Give the data below again exactly as written, without its pictures.
## start Dataset records
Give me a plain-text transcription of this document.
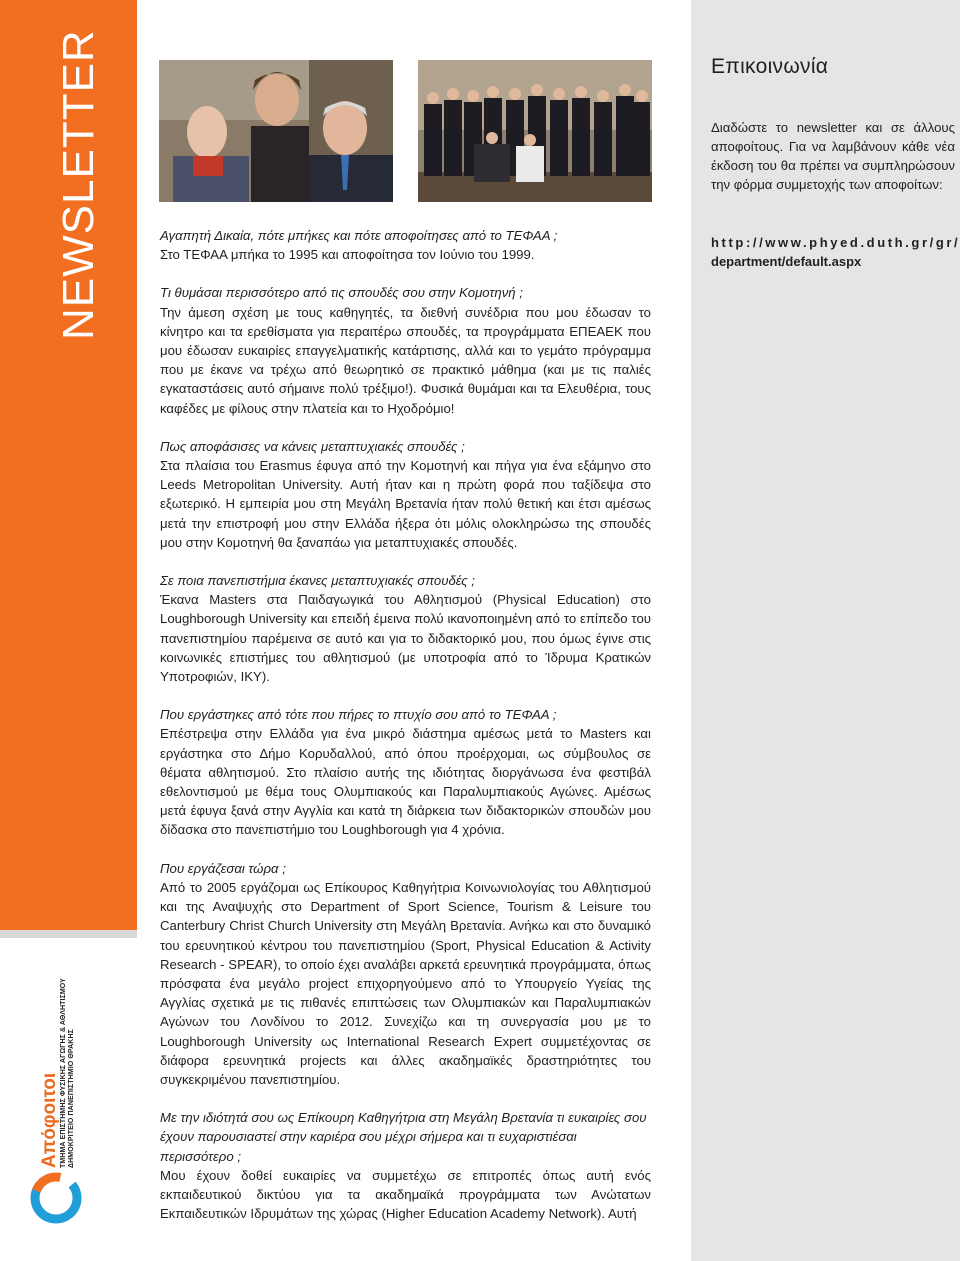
NEWSLETTER
Απόφοιτοι ΤΜΗΜΑ ΕΠΙΣΤΗΜΗΣ ΦΥΣΙΚΗΣ ΑΓΩΓΗΣ & ΑΘΛΗΤΙΣΜΟΥ ΔΗΜΟΚΡΙΤΕΙΟ ΠΑΝΕΠΙΣΤΗΜΙΟ ΘΡΑΚΗΣ
Αγαπητή Δικαία, πότε μπήκες και πότε αποφοίτησες από το ΤΕΦΑΑ ;

Στο ΤΕΦΑΑ μπήκα το 1995 και αποφοίτησα τον Ιούνιο του 1999.

Τι θυμάσαι περισσότερο από τις σπουδές σου στην Κομοτηνή ;

Την άμεση σχέση με τους καθηγητές, τα διεθνή συνέδρια που μου έδωσαν το κίνητρο και τα ερεθίσματα για περαιτέρω σπουδές, τα προγράμματα ΕΠΕΑΕΚ που μου έδωσαν ευκαιρίες επαγγελματικής κατάρτισης, αλλά και το γεμάτο πρόγραμμα που με έκανε να τρέχω από θεωρητικό σε πρακτικό μάθημα (και με τις παλιές εγκαταστάσεις αυτό σήμαινε πολύ τρέξιμο!). Φυσικά θυμάμαι και τα Ελευθέρια, τους καφέδες με φίλους στην πλατεία και το Ηχοδρόμιο!

Πως αποφάσισες να κάνεις μεταπτυχιακές σπουδές ;

Στα πλαίσια του Erasmus έφυγα από την Κομοτηνή και πήγα για ένα εξάμηνο στο Leeds Metropolitan University. Αυτή ήταν και η πρώτη φορά που ταξίδεψα στο εξωτερικό. Η εμπειρία μου στη Μεγάλη Βρετανία ήταν πολύ θετική και έτσι αμέσως μετά την επιστροφή μου στην Ελλάδα ήξερα ότι μόλις ολοκληρώσω της σπουδές μου στην Κομοτηνή θα ξαναπάω για μεταπτυχιακές σπουδές.

Σε ποια πανεπιστήμια έκανες μεταπτυχιακές σπουδές ;

Έκανα Masters στα Παιδαγωγικά του Αθλητισμού (Physical Education) στο Loughborough University και επειδή έμεινα πολύ ικανοποιημένη από το επίπεδο του πανεπιστημίου παρέμεινα σε αυτό και για το διδακτορικό μου, που όμως έγινε στις κοινωνικές επιστήμες του αθλητισμού (με υποτροφία από το Ίδρυμα Κρατικών Υποτροφιών, ΙΚΥ).

Που εργάστηκες από τότε που πήρες το πτυχίο σου από το ΤΕΦΑΑ ;

Επέστρεψα στην Ελλάδα για ένα μικρό διάστημα αμέσως μετά το Masters και εργάστηκα στο Δήμο Κορυδαλλού, από όπου προέρχομαι, ως σύμβουλος σε θέματα αθλητισμού. Στο πλαίσιο αυτής της ιδιότητας διοργάνωσα ένα φεστιβάλ εθελοντισμού με θέμα τους Ολυμπιακούς και Παραλυμπιακούς Αγώνες. Αμέσως μετά έφυγα ξανά στην Αγγλία και κατά τη διάρκεια των διδακτορικών σπουδών μου δίδασκα στο πανεπιστήμιο του Loughborough για 4 χρόνια.

Που εργάζεσαι τώρα ;

Από το 2005 εργάζομαι ως Επίκουρος Καθηγήτρια Κοινωνιολογίας του Αθλητισμού και της Αναψυχής στο Department of Sport Science, Tourism & Leisure του Canterbury Christ Church University στη Μεγάλη Βρετανία. Ανήκω και στο δυναμικό του ερευνητικού κέντρου του πανεπιστημίου (Sport, Physical Education & Activity Research - SPEAR), το οποίο έχει αναλάβει αρκετά ερευνητικά προγράμματα, όπως πρόσφατα ένα μεγάλο project επιχορηγούμενο από το Υπουργείο Υγείας της Αγγλίας σχετικά με τις πιθανές επιπτώσεις των Ολυμπιακών και Παραλυμπιακών Αγώνων του Λονδίνου το 2012. Συνεχίζω και τη συνεργασία μου με το Loughborough University ως International Research Expert συμμετέχοντας σε διάφορα ερευνητικά projects και άλλες ακαδημαϊκές δραστηριότητες του συγκεκριμένου πανεπιστημίου.

Με την ιδιότητά σου ως Επίκουρη Καθηγήτρια στη Μεγάλη Βρετανία τι ευκαιρίες σου έχουν παρουσιαστεί στην καριέρα σου μέχρι σήμερα και τι ευχαριστιέσαι περισσότερο ;

Μου έχουν δοθεί ευκαιρίες να συμμετέχω σε επιτροπές όπως αυτή ενός εκπαιδευτικού δικτύου για τα ακαδημαϊκά προγράμματα των Ανώτατων Εκπαιδευτικών Ιδρυμάτων της χώρας (Higher Education Academy Network). Αυτή

Επικοινωνία
Διαδώστε το newsletter και σε άλλους αποφοίτους. Για να λαμβάνουν κάθε νέα έκδοση του θα πρέπει να συμπληρώσουν την φόρμα συμμετοχής των αποφοίτων:
http://www.phyed.duth.gr/gr/
department/default.aspx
## end Dataset records
• Answer in full:
Give me a plain-text transcription of this document.
NEWSLETTER
Απόφοιτοι ΤΜΗΜΑ ΕΠΙΣΤΗΜΗΣ ΦΥΣΙΚΗΣ ΑΓΩΓΗΣ & ΑΘΛΗΤΙΣΜΟΥ ΔΗΜΟΚΡΙΤΕΙΟ ΠΑΝΕΠΙΣΤΗΜΙΟ ΘΡΑΚΗΣ
Αγαπητή Δικαία, πότε μπήκες και πότε αποφοίτησες από το ΤΕΦΑΑ ;

Στο ΤΕΦΑΑ μπήκα το 1995 και αποφοίτησα τον Ιούνιο του 1999.

Τι θυμάσαι περισσότερο από τις σπουδές σου στην Κομοτηνή ;

Την άμεση σχέση με τους καθηγητές, τα διεθνή συνέδρια που μου έδωσαν το κίνητρο και τα ερεθίσματα για περαιτέρω σπουδές, τα προγράμματα ΕΠΕΑΕΚ που μου έδωσαν ευκαιρίες επαγγελματικής κατάρτισης, αλλά και το γεμάτο πρόγραμμα που με έκανε να τρέχω από θεωρητικό σε πρακτικό μάθημα (και με τις παλιές εγκαταστάσεις αυτό σήμαινε πολύ τρέξιμο!). Φυσικά θυμάμαι και τα Ελευθέρια, τους καφέδες με φίλους στην πλατεία και το Ηχοδρόμιο!

Πως αποφάσισες να κάνεις μεταπτυχιακές σπουδές ;

Στα πλαίσια του Erasmus έφυγα από την Κομοτηνή και πήγα για ένα εξάμηνο στο Leeds Metropolitan University. Αυτή ήταν και η πρώτη φορά που ταξίδεψα στο εξωτερικό. Η εμπειρία μου στη Μεγάλη Βρετανία ήταν πολύ θετική και έτσι αμέσως μετά την επιστροφή μου στην Ελλάδα ήξερα ότι μόλις ολοκληρώσω της σπουδές μου στην Κομοτηνή θα ξαναπάω για μεταπτυχιακές σπουδές.

Σε ποια πανεπιστήμια έκανες μεταπτυχιακές σπουδές ;

Έκανα Masters στα Παιδαγωγικά του Αθλητισμού (Physical Education) στο Loughborough University και επειδή έμεινα πολύ ικανοποιημένη από το επίπεδο του πανεπιστημίου παρέμεινα σε αυτό και για το διδακτορικό μου, που όμως έγινε στις κοινωνικές επιστήμες του αθλητισμού (με υποτροφία από το Ίδρυμα Κρατικών Υποτροφιών, ΙΚΥ).

Που εργάστηκες από τότε που πήρες το πτυχίο σου από το ΤΕΦΑΑ ;

Επέστρεψα στην Ελλάδα για ένα μικρό διάστημα αμέσως μετά το Masters και εργάστηκα στο Δήμο Κορυδαλλού, από όπου προέρχομαι, ως σύμβουλος σε θέματα αθλητισμού. Στο πλαίσιο αυτής της ιδιότητας διοργάνωσα ένα φεστιβάλ εθελοντισμού με θέμα τους Ολυμπιακούς και Παραλυμπιακούς Αγώνες. Αμέσως μετά έφυγα ξανά στην Αγγλία και κατά τη διάρκεια των διδακτορικών σπουδών μου δίδασκα στο πανεπιστήμιο του Loughborough για 4 χρόνια.

Που εργάζεσαι τώρα ;

Από το 2005 εργάζομαι ως Επίκουρος Καθηγήτρια Κοινωνιολογίας του Αθλητισμού και της Αναψυχής στο Department of Sport Science, Tourism & Leisure του Canterbury Christ Church University στη Μεγάλη Βρετανία. Ανήκω και στο δυναμικό του ερευνητικού κέντρου του πανεπιστημίου (Sport, Physical Education & Activity Research - SPEAR), το οποίο έχει αναλάβει αρκετά ερευνητικά προγράμματα, όπως πρόσφατα ένα μεγάλο project επιχορηγούμενο από το Υπουργείο Υγείας της Αγγλίας σχετικά με τις πιθανές επιπτώσεις των Ολυμπιακών και Παραλυμπιακών Αγώνων του Λονδίνου το 2012. Συνεχίζω και τη συνεργασία μου με το Loughborough University ως International Research Expert συμμετέχοντας σε διάφορα ερευνητικά projects και άλλες ακαδημαϊκές δραστηριότητες του συγκεκριμένου πανεπιστημίου.

Με την ιδιότητά σου ως Επίκουρη Καθηγήτρια στη Μεγάλη Βρετανία τι ευκαιρίες σου έχουν παρουσιαστεί στην καριέρα σου μέχρι σήμερα και τι ευχαριστιέσαι περισσότερο ;

Μου έχουν δοθεί ευκαιρίες να συμμετέχω σε επιτροπές όπως αυτή ενός εκπαιδευτικού δικτύου για τα ακαδημαϊκά προγράμματα των Ανώτατων Εκπαιδευτικών Ιδρυμάτων της χώρας (Higher Education Academy Network). Αυτή

Επικοινωνία
Διαδώστε το newsletter και σε άλλους αποφοίτους. Για να λαμβάνουν κάθε νέα έκδοση του θα πρέπει να συμπληρώσουν την φόρμα συμμετοχής των αποφοίτων:
http://www.phyed.duth.gr/gr/
department/default.aspx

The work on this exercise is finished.